[Records contained in a dataset]
-- Start --

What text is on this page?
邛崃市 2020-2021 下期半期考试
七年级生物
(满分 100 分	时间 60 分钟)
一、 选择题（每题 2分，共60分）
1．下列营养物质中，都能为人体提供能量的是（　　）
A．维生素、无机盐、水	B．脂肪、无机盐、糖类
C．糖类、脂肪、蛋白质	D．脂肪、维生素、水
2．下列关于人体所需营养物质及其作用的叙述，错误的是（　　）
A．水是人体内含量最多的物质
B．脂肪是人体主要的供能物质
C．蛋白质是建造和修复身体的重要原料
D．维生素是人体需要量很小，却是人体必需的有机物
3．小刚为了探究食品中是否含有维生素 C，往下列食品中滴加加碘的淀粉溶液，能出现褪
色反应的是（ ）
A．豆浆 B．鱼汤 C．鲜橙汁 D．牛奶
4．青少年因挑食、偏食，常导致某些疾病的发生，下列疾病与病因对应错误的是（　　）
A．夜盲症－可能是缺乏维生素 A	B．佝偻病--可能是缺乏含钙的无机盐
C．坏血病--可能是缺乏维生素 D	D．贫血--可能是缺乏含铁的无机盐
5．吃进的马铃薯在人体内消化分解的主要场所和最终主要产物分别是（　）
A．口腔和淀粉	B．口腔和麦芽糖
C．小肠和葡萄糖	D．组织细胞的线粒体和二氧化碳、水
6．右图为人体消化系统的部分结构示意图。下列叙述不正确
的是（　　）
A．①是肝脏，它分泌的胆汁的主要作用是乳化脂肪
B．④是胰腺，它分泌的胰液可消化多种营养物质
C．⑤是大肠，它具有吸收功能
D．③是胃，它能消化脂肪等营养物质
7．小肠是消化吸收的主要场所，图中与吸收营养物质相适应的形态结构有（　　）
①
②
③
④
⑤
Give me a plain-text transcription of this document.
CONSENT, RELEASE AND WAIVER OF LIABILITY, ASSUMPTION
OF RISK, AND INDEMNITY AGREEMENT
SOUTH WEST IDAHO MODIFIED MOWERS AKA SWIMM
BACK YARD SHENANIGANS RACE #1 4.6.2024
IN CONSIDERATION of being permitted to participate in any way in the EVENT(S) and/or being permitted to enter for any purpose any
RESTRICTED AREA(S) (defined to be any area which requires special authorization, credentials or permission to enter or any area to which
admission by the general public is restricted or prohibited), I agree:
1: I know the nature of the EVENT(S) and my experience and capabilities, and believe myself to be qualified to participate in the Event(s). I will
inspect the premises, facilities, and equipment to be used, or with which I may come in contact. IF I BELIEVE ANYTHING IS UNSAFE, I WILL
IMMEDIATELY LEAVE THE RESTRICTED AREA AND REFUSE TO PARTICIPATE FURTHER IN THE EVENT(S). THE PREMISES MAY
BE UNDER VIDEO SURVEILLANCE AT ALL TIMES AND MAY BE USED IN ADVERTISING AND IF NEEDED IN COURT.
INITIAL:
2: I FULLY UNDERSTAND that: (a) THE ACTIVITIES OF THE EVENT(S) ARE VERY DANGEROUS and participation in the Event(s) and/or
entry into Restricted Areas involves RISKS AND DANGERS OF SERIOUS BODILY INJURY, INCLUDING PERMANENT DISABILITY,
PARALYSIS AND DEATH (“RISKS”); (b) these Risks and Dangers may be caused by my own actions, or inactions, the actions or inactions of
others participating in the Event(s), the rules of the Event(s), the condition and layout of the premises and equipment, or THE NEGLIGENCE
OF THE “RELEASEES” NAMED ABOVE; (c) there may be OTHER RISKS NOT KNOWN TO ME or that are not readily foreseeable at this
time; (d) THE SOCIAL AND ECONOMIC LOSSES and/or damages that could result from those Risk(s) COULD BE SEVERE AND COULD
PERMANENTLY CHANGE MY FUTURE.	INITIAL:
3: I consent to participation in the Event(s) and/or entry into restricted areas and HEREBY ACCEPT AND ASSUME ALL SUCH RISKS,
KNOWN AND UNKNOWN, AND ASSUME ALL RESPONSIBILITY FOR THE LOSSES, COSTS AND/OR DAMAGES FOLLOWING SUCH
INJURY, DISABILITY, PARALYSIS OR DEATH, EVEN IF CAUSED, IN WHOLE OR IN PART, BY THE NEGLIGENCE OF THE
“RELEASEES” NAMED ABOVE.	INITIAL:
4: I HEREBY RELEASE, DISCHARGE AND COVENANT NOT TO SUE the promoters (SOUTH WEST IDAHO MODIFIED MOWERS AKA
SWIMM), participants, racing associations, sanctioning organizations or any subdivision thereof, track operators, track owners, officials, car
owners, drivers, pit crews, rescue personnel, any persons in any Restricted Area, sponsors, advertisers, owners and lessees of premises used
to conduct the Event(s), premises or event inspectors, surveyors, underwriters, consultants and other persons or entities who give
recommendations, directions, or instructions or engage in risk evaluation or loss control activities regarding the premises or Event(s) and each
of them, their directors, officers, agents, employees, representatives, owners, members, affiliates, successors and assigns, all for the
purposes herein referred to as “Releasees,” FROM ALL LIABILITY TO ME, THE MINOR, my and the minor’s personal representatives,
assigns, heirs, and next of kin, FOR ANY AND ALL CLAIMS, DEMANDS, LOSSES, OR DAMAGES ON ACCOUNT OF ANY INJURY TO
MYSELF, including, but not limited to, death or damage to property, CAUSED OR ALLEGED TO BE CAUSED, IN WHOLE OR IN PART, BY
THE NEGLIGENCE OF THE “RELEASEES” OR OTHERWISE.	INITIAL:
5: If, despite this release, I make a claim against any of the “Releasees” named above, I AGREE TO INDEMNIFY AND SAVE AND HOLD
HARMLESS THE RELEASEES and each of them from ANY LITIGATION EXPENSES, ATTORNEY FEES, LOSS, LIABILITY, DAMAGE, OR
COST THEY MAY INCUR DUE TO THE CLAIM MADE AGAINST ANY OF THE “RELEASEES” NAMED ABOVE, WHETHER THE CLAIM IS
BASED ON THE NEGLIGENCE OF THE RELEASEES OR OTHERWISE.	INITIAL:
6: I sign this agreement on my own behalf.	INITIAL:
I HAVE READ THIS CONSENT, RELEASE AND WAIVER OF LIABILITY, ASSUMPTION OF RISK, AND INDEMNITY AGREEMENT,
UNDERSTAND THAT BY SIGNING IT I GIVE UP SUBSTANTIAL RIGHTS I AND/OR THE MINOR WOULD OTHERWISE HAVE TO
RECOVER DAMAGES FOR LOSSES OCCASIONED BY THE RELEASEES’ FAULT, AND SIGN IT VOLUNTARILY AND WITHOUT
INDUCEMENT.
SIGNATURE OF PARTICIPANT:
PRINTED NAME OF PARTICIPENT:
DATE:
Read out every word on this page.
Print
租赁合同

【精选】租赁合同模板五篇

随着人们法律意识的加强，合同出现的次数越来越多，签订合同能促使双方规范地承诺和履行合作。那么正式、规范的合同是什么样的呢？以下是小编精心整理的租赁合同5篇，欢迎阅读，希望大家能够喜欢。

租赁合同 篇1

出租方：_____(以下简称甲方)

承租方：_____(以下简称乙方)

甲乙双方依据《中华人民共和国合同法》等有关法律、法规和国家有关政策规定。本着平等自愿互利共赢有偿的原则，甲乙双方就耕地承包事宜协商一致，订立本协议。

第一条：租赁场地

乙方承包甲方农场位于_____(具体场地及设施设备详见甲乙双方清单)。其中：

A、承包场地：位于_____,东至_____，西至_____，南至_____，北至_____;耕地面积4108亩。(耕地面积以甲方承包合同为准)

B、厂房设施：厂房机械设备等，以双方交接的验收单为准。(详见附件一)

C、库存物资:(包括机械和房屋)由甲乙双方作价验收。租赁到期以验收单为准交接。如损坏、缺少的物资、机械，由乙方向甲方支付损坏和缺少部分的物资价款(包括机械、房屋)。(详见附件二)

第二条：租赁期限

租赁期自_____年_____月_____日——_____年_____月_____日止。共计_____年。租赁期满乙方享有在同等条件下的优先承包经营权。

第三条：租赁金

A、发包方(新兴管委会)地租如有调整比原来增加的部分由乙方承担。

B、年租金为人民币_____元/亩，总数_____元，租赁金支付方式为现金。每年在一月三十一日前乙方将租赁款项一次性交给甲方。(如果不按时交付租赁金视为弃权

-- End --

— WHAT TO PRODUCE —
Pull every line containing the word "LIABILITY" out of the entries above.

— ANSWER IN FULL —
CONSENT, RELEASE AND WAIVER OF LIABILITY, ASSUMPTION
purposes herein referred to as “Releasees,” FROM ALL LIABILITY TO ME, THE MINOR, my and the minor’s personal representatives,
HARMLESS THE RELEASEES and each of them from ANY LITIGATION EXPENSES, ATTORNEY FEES, LOSS, LIABILITY, DAMAGE, OR
I HAVE READ THIS CONSENT, RELEASE AND WAIVER OF LIABILITY, ASSUMPTION OF RISK, AND INDEMNITY AGREEMENT,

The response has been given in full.